[Task description]: Look below and pull out each line with the word "made".

[Supplied records]:
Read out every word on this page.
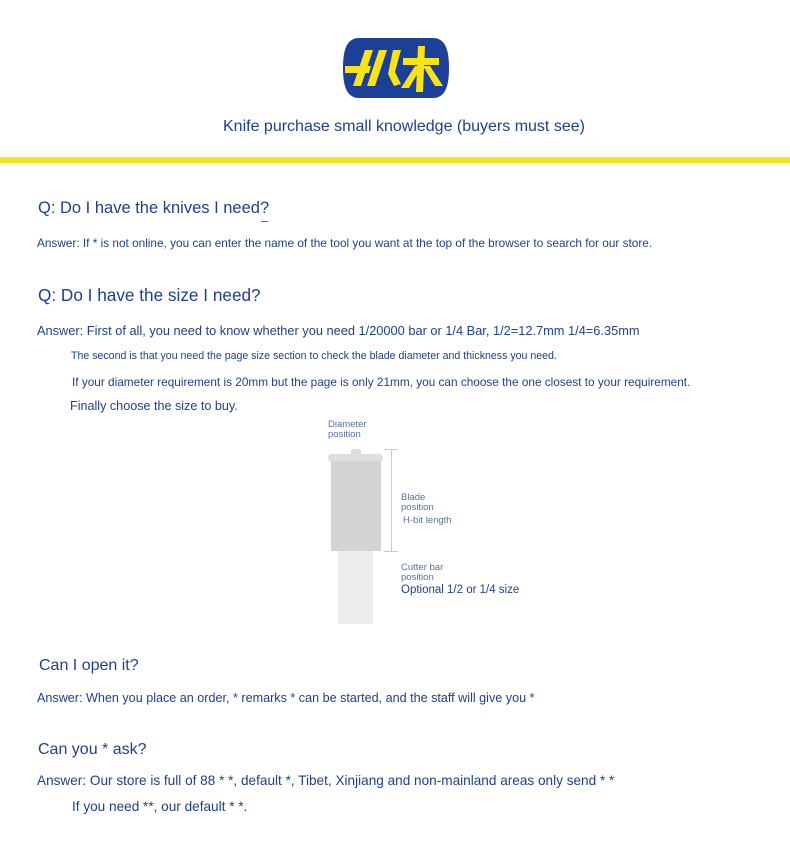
Knife purchase small knowledge (buyers must see)

Q: Do I have the knives I need?

Answer: If * is not online, you can enter the name of the tool you want at the top of the browser to search for our store.

Q: Do I have the size I need?

Answer: First of all, you need to know whether you need 1/20000 bar or 1/4 Bar, 1/2=12.7mm 1/4=6.35mm

The second is that you need the page size section to check the blade diameter and thickness you need.

If your diameter requirement is 20mm but the page is only 21mm, you can choose the one closest to your requirement.

Finally choose the size to buy.

Diameter
position
Blade
position

H-bit length

Cutter bar
position

Optional 1/2 or 1/4 size

Can I open it?

Answer: When you place an order, * remarks * can be started, and the staff will give you *

Can you * ask?

Answer: Our store is full of 88 * *, default *, Tibet, Xinjiang and non-mainland areas only send * *

If you need **, our default * *.
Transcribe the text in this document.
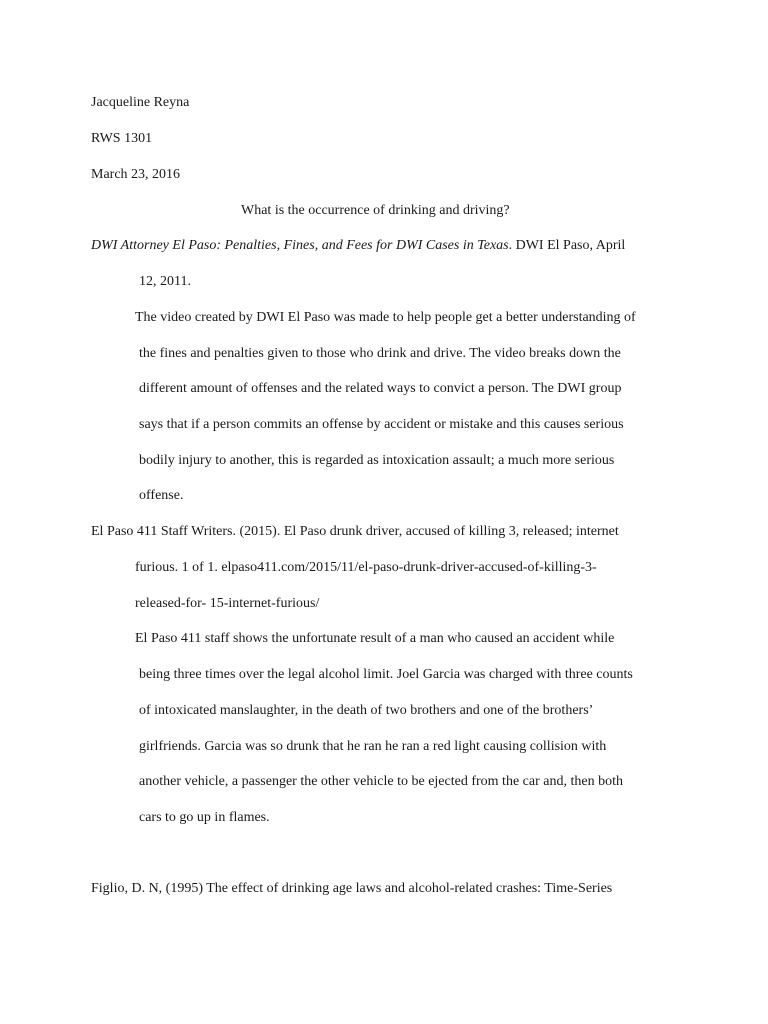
Jacqueline Reyna
RWS 1301
March 23, 2016
What is the occurrence of drinking and driving?
DWI Attorney El Paso: Penalties, Fines, and Fees for DWI Cases in Texas. DWI El Paso, April
12, 2011.
The video created by DWI El Paso was made to help people get a better understanding of
the fines and penalties given to those who drink and drive. The video breaks down the
different amount of offenses and the related ways to convict a person. The DWI group
says that if a person commits an offense by accident or mistake and this causes serious
bodily injury to another, this is regarded as intoxication assault; a much more serious
offense.
El Paso 411 Staff Writers. (2015). El Paso drunk driver, accused of killing 3, released; internet
furious. 1 of 1. elpaso411.com/2015/11/el-paso-drunk-driver-accused-of-killing-3-
released-for- 15-internet-furious/
El Paso 411 staff shows the unfortunate result of a man who caused an accident while
being three times over the legal alcohol limit. Joel Garcia was charged with three counts
of intoxicated manslaughter, in the death of two brothers and one of the brothers’
girlfriends. Garcia was so drunk that he ran he ran a red light causing collision with
another vehicle, a passenger the other vehicle to be ejected from the car and, then both
cars to go up in flames.
Figlio, D. N, (1995) The effect of drinking age laws and alcohol-related crashes: Time-Series
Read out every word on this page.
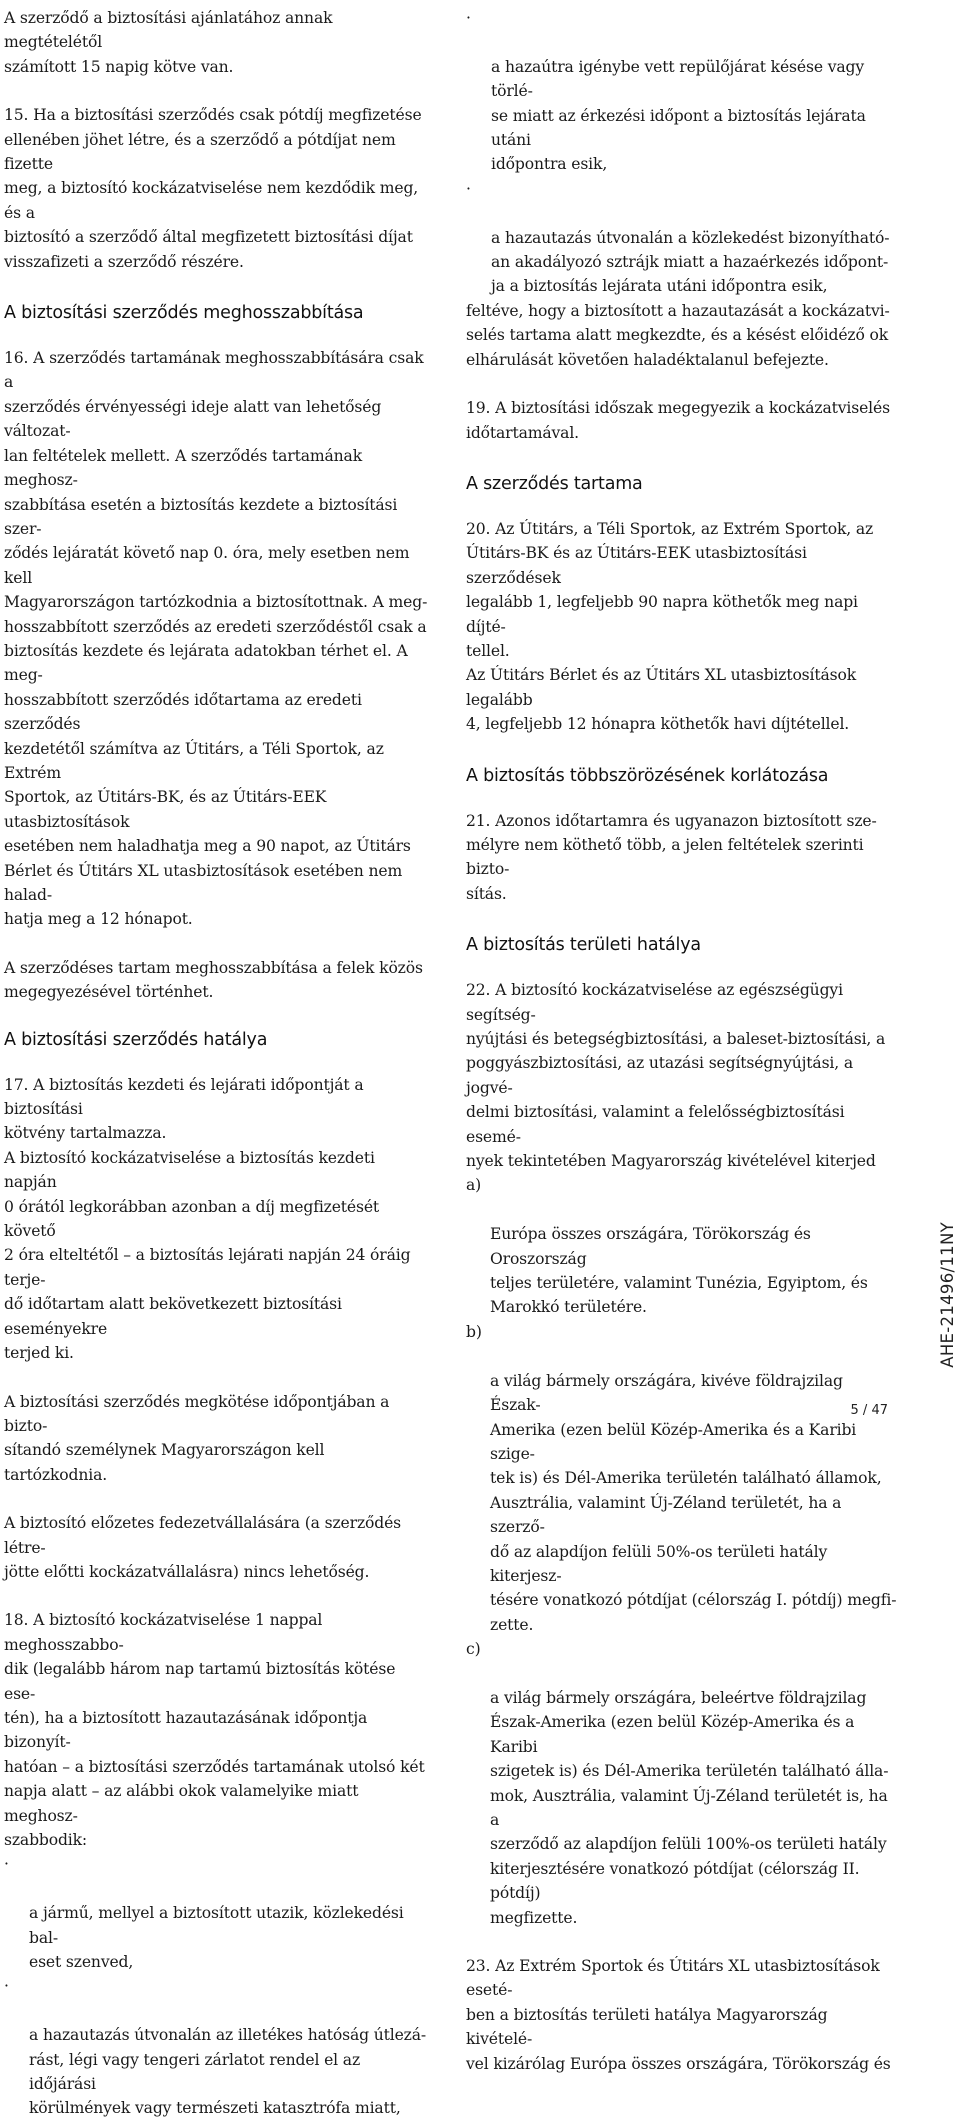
A szerződő a biztosítási ajánlatához annak megtételétől
számított 15 napig kötve van.

15. Ha a biztosítási szerződés csak pótdíj megfizetése
ellenében jöhet létre, és a szerződő a pótdíjat nem fizette
meg, a biztosító kockázatviselése nem kezdődik meg, és a
biztosító a szerződő által megfizetett biztosítási díjat
visszafizeti a szerződő részére.

A biztosítási szerződés meghosszabbítása

16. A szerződés tartamának meghosszabbítására csak a
szerződés érvényességi ideje alatt van lehetőség változat-
lan feltételek mellett. A szerződés tartamának meghosz-
szabbítása esetén a biztosítás kezdete a biztosítási szer-
ződés lejáratát követő nap 0. óra, mely esetben nem kell
Magyarországon tartózkodnia a biztosítottnak. A meg-
hosszabbított szerződés az eredeti szerződéstől csak a
biztosítás kezdete és lejárata adatokban térhet el. A meg-
hosszabbított szerződés időtartama az eredeti szerződés
kezdetétől számítva az Útitárs, a Téli Sportok, az Extrém
Sportok, az Útitárs-BK, és az Útitárs-EEK utasbiztosítások
esetében nem haladhatja meg a 90 napot, az Útitárs
Bérlet és Útitárs XL utasbiztosítások esetében nem halad-
hatja meg a 12 hónapot.

A szerződéses tartam meghosszabbítása a felek közös
megegyezésével történhet.

A biztosítási szerződés hatálya

17. A biztosítás kezdeti és lejárati időpontját a biztosítási
kötvény tartalmazza.
A biztosító kockázatviselése a biztosítás kezdeti napján
0 órától legkorábban azonban a díj megfizetését követő
2 óra elteltétől – a biztosítás lejárati napján 24 óráig terje-
dő időtartam alatt bekövetkezett biztosítási eseményekre
terjed ki.

A biztosítási szerződés megkötése időpontjában a bizto-
sítandó személynek Magyarországon kell tartózkodnia.

A biztosító előzetes fedezetvállalására (a szerződés létre-
jötte előtti kockázatvállalásra) nincs lehetőség.

18. A biztosító kockázatviselése 1 nappal meghosszabbo-
dik (legalább három nap tartamú biztosítás kötése ese-
tén), ha a biztosított hazautazásának időpontja bizonyít-
hatóan – a biztosítási szerződés tartamának utolsó két
napja alatt – az alábbi okok valamelyike miatt meghosz-
szabbodik:

·

a jármű, mellyel a biztosított utazik, közlekedési bal-
eset szenved,

·

a hazautazás útvonalán az illetékes hatóság útlezá-
rást, légi vagy tengeri zárlatot rendel el az időjárási
körülmények vagy természeti katasztrófa miatt,

·

a hazaútra igénybe vett repülőjárat késése vagy törlé-
se miatt az érkezési időpont a biztosítás lejárata utáni
időpontra esik,

·

a hazautazás útvonalán a közlekedést bizonyítható-
an akadályozó sztrájk miatt a hazaérkezés időpont-
ja a biztosítás lejárata utáni időpontra esik,

feltéve, hogy a biztosított a hazautazását a kockázatvi-
selés tartama alatt megkezdte, és a késést előidéző ok
elhárulását követően haladéktalanul befejezte.

19. A biztosítási időszak megegyezik a kockázatviselés
időtartamával.

A szerződés tartama

20. Az Útitárs, a Téli Sportok, az Extrém Sportok, az
Útitárs-BK és az Útitárs-EEK utasbiztosítási szerződések
legalább 1, legfeljebb 90 napra köthetők meg napi díjté-
tellel.
Az Útitárs Bérlet és az Útitárs XL utasbiztosítások legalább
4, legfeljebb 12 hónapra köthetők havi díjtétellel.

A biztosítás többszörözésének korlátozása

21. Azonos időtartamra és ugyanazon biztosított sze-
mélyre nem köthető több, a jelen feltételek szerinti bizto-
sítás.

A biztosítás területi hatálya

22. A biztosító kockázatviselése az egészségügyi segítség-
nyújtási és betegségbiztosítási, a baleset-biztosítási, a
poggyászbiztosítási, az utazási segítségnyújtási, a jogvé-
delmi biztosítási, valamint a felelősségbiztosítási esemé-
nyek tekintetében Magyarország kivételével kiterjed

a)

Európa összes országára, Törökország és Oroszország
teljes területére, valamint Tunézia, Egyiptom, és
Marokkó területére.

b)

a világ bármely országára, kivéve földrajzilag Észak-
Amerika (ezen belül Közép-Amerika és a Karibi szige-
tek is) és Dél-Amerika területén található államok,
Ausztrália, valamint Új-Zéland területét, ha a szerző-
dő az alapdíjon felüli 50%-os területi hatály kiterjesz-
tésére vonatkozó pótdíjat (célország I. pótdíj) megfi-
zette.

c)

a világ bármely országára, beleértve földrajzilag
Észak-Amerika (ezen belül Közép-Amerika és a Karibi
szigetek is) és Dél-Amerika területén található álla-
mok, Ausztrália, valamint Új-Zéland területét is, ha a
szerződő az alapdíjon felüli 100%-os területi hatály
kiterjesztésére vonatkozó pótdíjat (célország II. pótdíj)
megfizette.

23. Az Extrém Sportok és Útitárs XL utasbiztosítások eseté-
ben a biztosítás területi hatálya Magyarország kivételé-
vel kizárólag Európa összes országára, Törökország és

AHE-21496/11NY
5 / 47
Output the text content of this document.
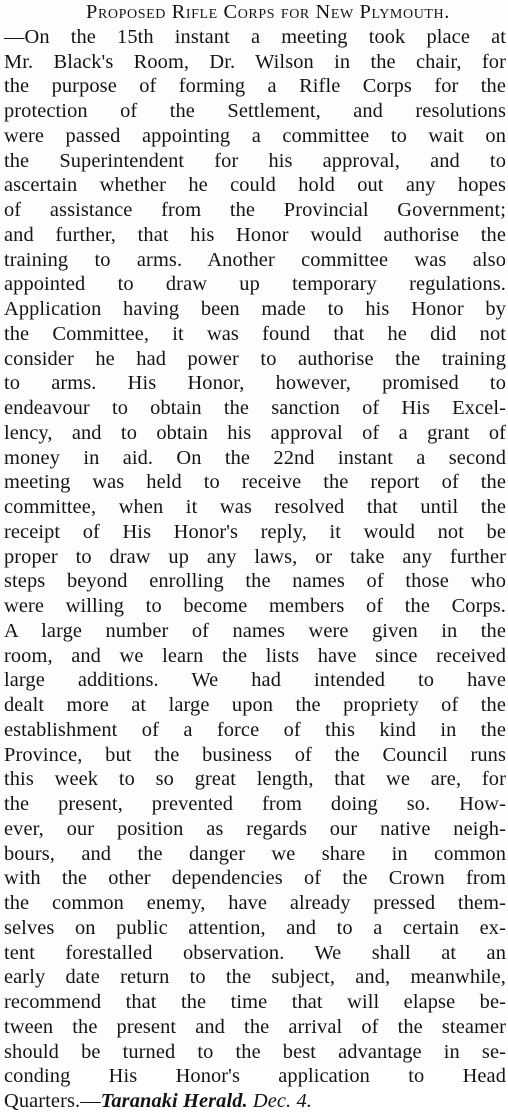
Proposed Rifle Corps for New Plymouth.
—On the 15th instant a meeting took place at
Mr. Black's Room, Dr. Wilson in the chair, for
the purpose of forming a Rifle Corps for the
protection of the Settlement, and resolutions
were passed appointing a committee to wait on
the Superintendent for his approval, and to
ascertain whether he could hold out any hopes
of assistance from the Provincial Government;
and further, that his Honor would authorise the
training to arms. Another committee was also
appointed to draw up temporary regulations.
Application having been made to his Honor by
the Committee, it was found that he did not
consider he had power to authorise the training
to arms. His Honor, however, promised to
endeavour to obtain the sanction of His Excel-
lency, and to obtain his approval of a grant of
money in aid. On the 22nd instant a second
meeting was held to receive the report of the
committee, when it was resolved that until the
receipt of His Honor's reply, it would not be
proper to draw up any laws, or take any further
steps beyond enrolling the names of those who
were willing to become members of the Corps.
A large number of names were given in the
room, and we learn the lists have since received
large additions. We had intended to have
dealt more at large upon the propriety of the
establishment of a force of this kind in the
Province, but the business of the Council runs
this week to so great length, that we are, for
the present, prevented from doing so. How-
ever, our position as regards our native neigh-
bours, and the danger we share in common
with the other dependencies of the Crown from
the common enemy, have already pressed them-
selves on public attention, and to a certain ex-
tent forestalled observation. We shall at an
early date return to the subject, and, meanwhile,
recommend that the time that will elapse be-
tween the present and the arrival of the steamer
should be turned to the best advantage in se-
conding His Honor's application to Head
Quarters.—Taranaki Herald. Dec. 4.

[Output below]:
The video created by DWI El Paso was made to help people get a better understanding of
Application having been made to his Honor by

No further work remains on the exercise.